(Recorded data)
»»

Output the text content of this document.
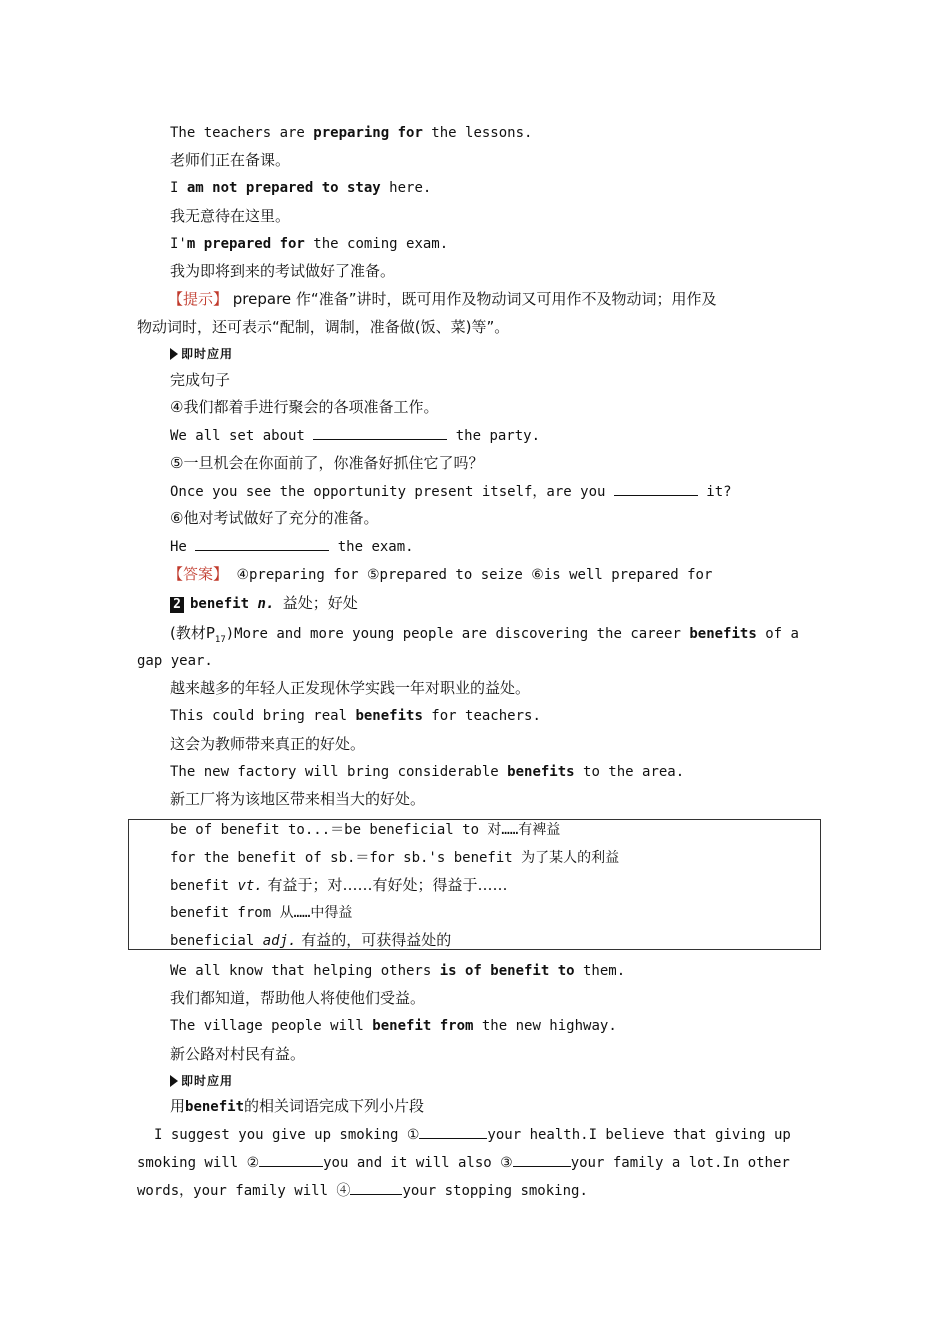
The teachers are preparing for the lessons.
老师们正在备课。
I am not prepared to stay here.
我无意待在这里。
I'm prepared for the coming exam.
我为即将到来的考试做好了准备。
【提示】 prepare 作“准备”讲时，既可用作及物动词又可用作不及物动词；用作及
物动词时，还可表示“配制，调制，准备做(饭、菜)等”。
即时应用
完成句子
④我们都着手进行聚会的各项准备工作。
We all set about	the party.
⑤一旦机会在你面前了，你准备好抓住它了吗？
Once you see the opportunity present itself，are you	it?
⑥他对考试做好了充分的准备。
He	the exam.
【答案】 ④preparing for ⑤prepared to seize ⑥is well prepared for
2 benefit n. 益处；好处
(教材$P_{17})More$ and more young people are discovering the career benefits of a
gap year.
越来越多的年轻人正发现休学实践一年对职业的益处。
This could bring real benefits for teachers.
这会为教师带来真正的好处。
The new factory will bring considerable benefits to the area.
新工厂将为该地区带来相当大的好处。
be of benefit to...＝be beneficial to 对……有裨益
for the benefit of sb.＝for sb.'s benefit 为了某人的利益
benefit vt. 有益于；对……有好处；得益于……
benefit from 从……中得益
beneficial adj. 有益的，可获得益处的
We all know that helping others is of benefit to them.
我们都知道，帮助他人将使他们受益。
The village people will benefit from the new highway.
新公路对村民有益。
即时应用
用benefit的相关词语完成下列小片段
I suggest you give up smoking ①	your health.I believe that giving up
smoking will ②	you and it will also ③	your family a lot.In other
words，your family will ④	your stopping smoking.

««

# Job
Write out the records above once more, word for word, with no pictures.

# Solution for this exercise
Output the text content of this document.
The teachers are preparing for the lessons.
老师们正在备课。
I am not prepared to stay here.
我无意待在这里。
I'm prepared for the coming exam.
我为即将到来的考试做好了准备。
【提示】 prepare 作“准备”讲时，既可用作及物动词又可用作不及物动词；用作及
物动词时，还可表示“配制，调制，准备做(饭、菜)等”。
即时应用
完成句子
④我们都着手进行聚会的各项准备工作。
We all set about	the party.
⑤一旦机会在你面前了，你准备好抓住它了吗？
Once you see the opportunity present itself，are you	it?
⑥他对考试做好了充分的准备。
He	the exam.
【答案】 ④preparing for ⑤prepared to seize ⑥is well prepared for
2 benefit n. 益处；好处
(教材$P_{17})More$ and more young people are discovering the career benefits of a
gap year.
越来越多的年轻人正发现休学实践一年对职业的益处。
This could bring real benefits for teachers.
这会为教师带来真正的好处。
The new factory will bring considerable benefits to the area.
新工厂将为该地区带来相当大的好处。
be of benefit to...＝be beneficial to 对……有裨益
for the benefit of sb.＝for sb.'s benefit 为了某人的利益
benefit vt. 有益于；对……有好处；得益于……
benefit from 从……中得益
beneficial adj. 有益的，可获得益处的
We all know that helping others is of benefit to them.
我们都知道，帮助他人将使他们受益。
The village people will benefit from the new highway.
新公路对村民有益。
即时应用
用benefit的相关词语完成下列小片段
I suggest you give up smoking ①	your health.I believe that giving up
smoking will ②	you and it will also ③	your family a lot.In other
words，your family will ④	your stopping smoking.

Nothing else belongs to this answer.